EXERCISE GOAL:
Restate the records below word for word.

Collected data:
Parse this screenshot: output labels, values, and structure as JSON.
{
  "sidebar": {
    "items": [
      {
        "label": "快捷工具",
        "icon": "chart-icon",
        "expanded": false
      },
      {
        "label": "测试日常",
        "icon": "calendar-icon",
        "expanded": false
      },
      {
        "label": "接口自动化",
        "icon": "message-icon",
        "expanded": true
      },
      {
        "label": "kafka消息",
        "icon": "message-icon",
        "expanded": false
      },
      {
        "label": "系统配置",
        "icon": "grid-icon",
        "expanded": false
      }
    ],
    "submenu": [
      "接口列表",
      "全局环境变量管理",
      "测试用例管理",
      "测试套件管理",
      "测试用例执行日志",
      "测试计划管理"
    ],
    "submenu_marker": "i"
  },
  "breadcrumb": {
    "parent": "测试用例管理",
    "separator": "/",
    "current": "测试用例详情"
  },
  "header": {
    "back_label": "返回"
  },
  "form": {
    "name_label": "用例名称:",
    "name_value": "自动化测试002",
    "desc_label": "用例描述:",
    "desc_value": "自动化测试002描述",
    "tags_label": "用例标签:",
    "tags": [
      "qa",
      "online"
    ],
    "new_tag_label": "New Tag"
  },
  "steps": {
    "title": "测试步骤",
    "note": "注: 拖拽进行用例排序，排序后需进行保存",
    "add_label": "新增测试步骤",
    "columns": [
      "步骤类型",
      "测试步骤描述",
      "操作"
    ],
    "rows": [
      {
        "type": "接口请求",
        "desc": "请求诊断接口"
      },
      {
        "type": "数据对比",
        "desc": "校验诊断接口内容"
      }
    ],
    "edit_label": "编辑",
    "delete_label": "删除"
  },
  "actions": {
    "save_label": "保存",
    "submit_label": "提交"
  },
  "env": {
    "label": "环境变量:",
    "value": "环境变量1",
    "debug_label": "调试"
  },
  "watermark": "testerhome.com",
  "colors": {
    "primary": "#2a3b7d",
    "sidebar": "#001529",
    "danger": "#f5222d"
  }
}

REPLY TO THE EXERCISE:
Parse this screenshot: output labels, values, and structure as JSON.
{
  "sidebar": {
    "items": [
      {
        "label": "快捷工具",
        "icon": "chart-icon",
        "expanded": false
      },
      {
        "label": "测试日常",
        "icon": "calendar-icon",
        "expanded": false
      },
      {
        "label": "接口自动化",
        "icon": "message-icon",
        "expanded": true
      },
      {
        "label": "kafka消息",
        "icon": "message-icon",
        "expanded": false
      },
      {
        "label": "系统配置",
        "icon": "grid-icon",
        "expanded": false
      }
    ],
    "submenu": [
      "接口列表",
      "全局环境变量管理",
      "测试用例管理",
      "测试套件管理",
      "测试用例执行日志",
      "测试计划管理"
    ],
    "submenu_marker": "i"
  },
  "breadcrumb": {
    "parent": "测试用例管理",
    "separator": "/",
    "current": "测试用例详情"
  },
  "header": {
    "back_label": "返回"
  },
  "form": {
    "name_label": "用例名称:",
    "name_value": "自动化测试002",
    "desc_label": "用例描述:",
    "desc_value": "自动化测试002描述",
    "tags_label": "用例标签:",
    "tags": [
      "qa",
      "online"
    ],
    "new_tag_label": "New Tag"
  },
  "steps": {
    "title": "测试步骤",
    "note": "注: 拖拽进行用例排序，排序后需进行保存",
    "add_label": "新增测试步骤",
    "columns": [
      "步骤类型",
      "测试步骤描述",
      "操作"
    ],
    "rows": [
      {
        "type": "接口请求",
        "desc": "请求诊断接口"
      },
      {
        "type": "数据对比",
        "desc": "校验诊断接口内容"
      }
    ],
    "edit_label": "编辑",
    "delete_label": "删除"
  },
  "actions": {
    "save_label": "保存",
    "submit_label": "提交"
  },
  "env": {
    "label": "环境变量:",
    "value": "环境变量1",
    "debug_label": "调试"
  },
  "watermark": "testerhome.com",
  "colors": {
    "primary": "#2a3b7d",
    "sidebar": "#001529",
    "danger": "#f5222d"
  }
}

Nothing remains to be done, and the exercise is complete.